━━━ DATA FOR THE TASK

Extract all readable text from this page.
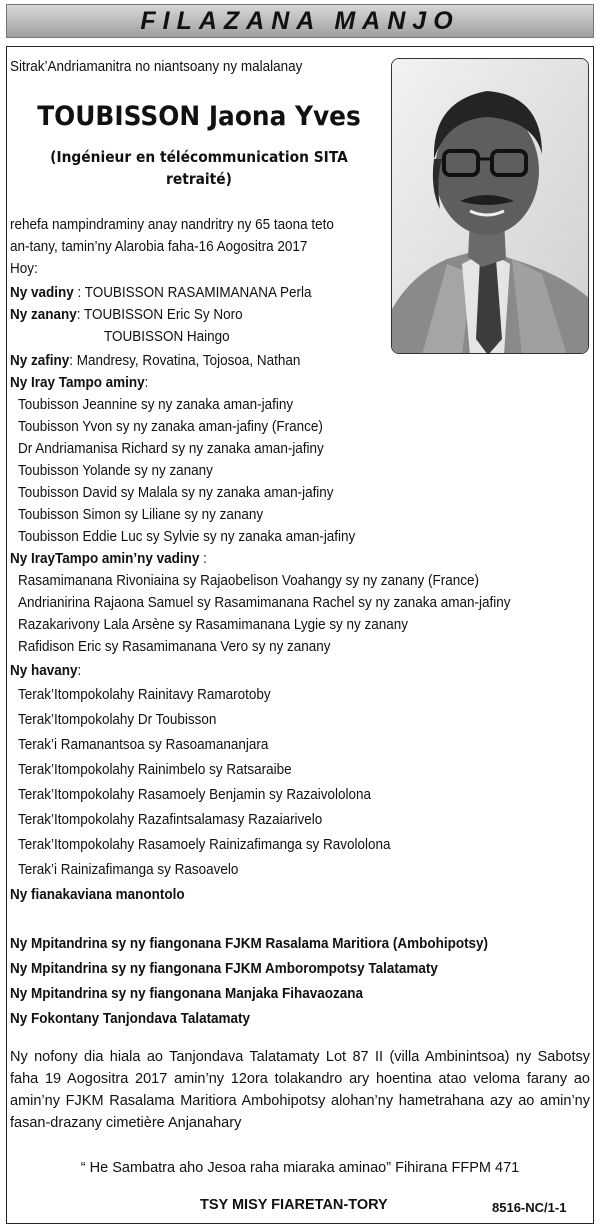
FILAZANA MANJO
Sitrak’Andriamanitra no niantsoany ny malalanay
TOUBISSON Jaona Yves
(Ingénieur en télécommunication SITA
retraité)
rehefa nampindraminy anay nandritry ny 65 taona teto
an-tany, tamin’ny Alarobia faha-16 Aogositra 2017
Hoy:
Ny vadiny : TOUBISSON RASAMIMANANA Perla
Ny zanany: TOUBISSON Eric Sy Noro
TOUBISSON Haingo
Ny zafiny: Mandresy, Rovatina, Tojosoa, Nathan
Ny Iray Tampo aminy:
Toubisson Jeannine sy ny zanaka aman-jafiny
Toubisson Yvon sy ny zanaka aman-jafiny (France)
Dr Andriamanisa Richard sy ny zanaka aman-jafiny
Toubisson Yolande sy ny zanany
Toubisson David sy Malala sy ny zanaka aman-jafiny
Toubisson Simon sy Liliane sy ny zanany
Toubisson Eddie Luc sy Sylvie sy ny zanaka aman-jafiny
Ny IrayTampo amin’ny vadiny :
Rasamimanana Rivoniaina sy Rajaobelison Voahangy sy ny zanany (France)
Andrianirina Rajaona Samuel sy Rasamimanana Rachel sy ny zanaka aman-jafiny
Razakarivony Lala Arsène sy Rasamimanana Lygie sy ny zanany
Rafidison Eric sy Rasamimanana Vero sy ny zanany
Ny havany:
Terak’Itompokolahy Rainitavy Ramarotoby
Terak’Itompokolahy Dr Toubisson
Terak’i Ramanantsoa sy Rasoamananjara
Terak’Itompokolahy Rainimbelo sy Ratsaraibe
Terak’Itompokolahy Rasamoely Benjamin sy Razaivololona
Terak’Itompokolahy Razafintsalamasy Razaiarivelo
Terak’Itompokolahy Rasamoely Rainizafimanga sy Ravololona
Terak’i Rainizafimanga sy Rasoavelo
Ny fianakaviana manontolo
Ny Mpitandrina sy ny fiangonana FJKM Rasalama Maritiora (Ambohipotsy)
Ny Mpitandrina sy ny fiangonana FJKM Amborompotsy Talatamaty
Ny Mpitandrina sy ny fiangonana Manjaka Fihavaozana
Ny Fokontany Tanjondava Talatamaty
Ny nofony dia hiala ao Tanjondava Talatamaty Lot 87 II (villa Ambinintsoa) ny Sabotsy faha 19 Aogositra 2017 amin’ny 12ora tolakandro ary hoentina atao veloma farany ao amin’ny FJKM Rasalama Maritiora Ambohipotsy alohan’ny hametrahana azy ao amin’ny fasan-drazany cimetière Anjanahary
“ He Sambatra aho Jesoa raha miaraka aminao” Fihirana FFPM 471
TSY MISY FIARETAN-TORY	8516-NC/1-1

━━━━━━
━━━ DATA FOR THE TASK

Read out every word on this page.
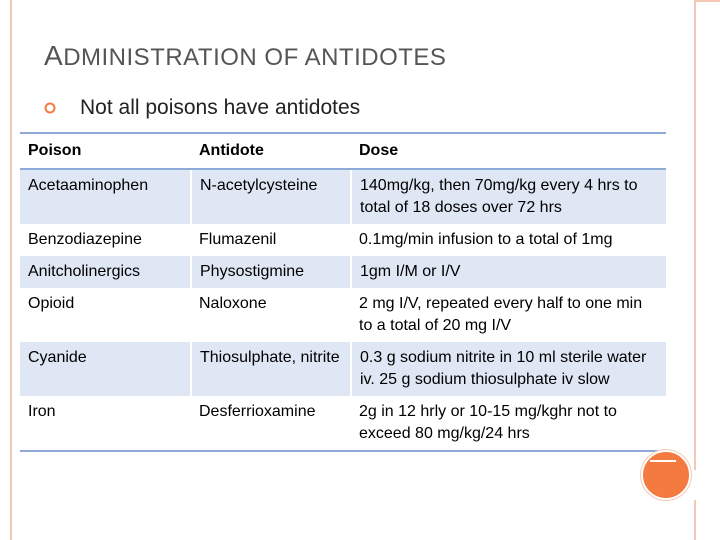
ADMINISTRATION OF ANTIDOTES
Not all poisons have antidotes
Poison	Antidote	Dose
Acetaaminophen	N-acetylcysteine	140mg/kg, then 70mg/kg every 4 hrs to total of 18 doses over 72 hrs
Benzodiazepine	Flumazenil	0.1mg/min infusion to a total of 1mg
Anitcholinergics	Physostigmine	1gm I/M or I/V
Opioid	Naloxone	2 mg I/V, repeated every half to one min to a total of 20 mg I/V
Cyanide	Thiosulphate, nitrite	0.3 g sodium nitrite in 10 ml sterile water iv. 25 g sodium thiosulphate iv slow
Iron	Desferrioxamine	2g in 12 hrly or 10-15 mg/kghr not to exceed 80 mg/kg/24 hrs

━━━━━━

EXERCISE REQUIREMENTS: Show every line in the records above that contains the word "jafiny".

PROBLEM SOLUTION:
Toubisson Jeannine sy ny zanaka aman-jafiny
Toubisson Yvon sy ny zanaka aman-jafiny (France)
Dr Andriamanisa Richard sy ny zanaka aman-jafiny
Toubisson David sy Malala sy ny zanaka aman-jafiny
Toubisson Eddie Luc sy Sylvie sy ny zanaka aman-jafiny
Andrianirina Rajaona Samuel sy Rasamimanana Rachel sy ny zanaka aman-jafiny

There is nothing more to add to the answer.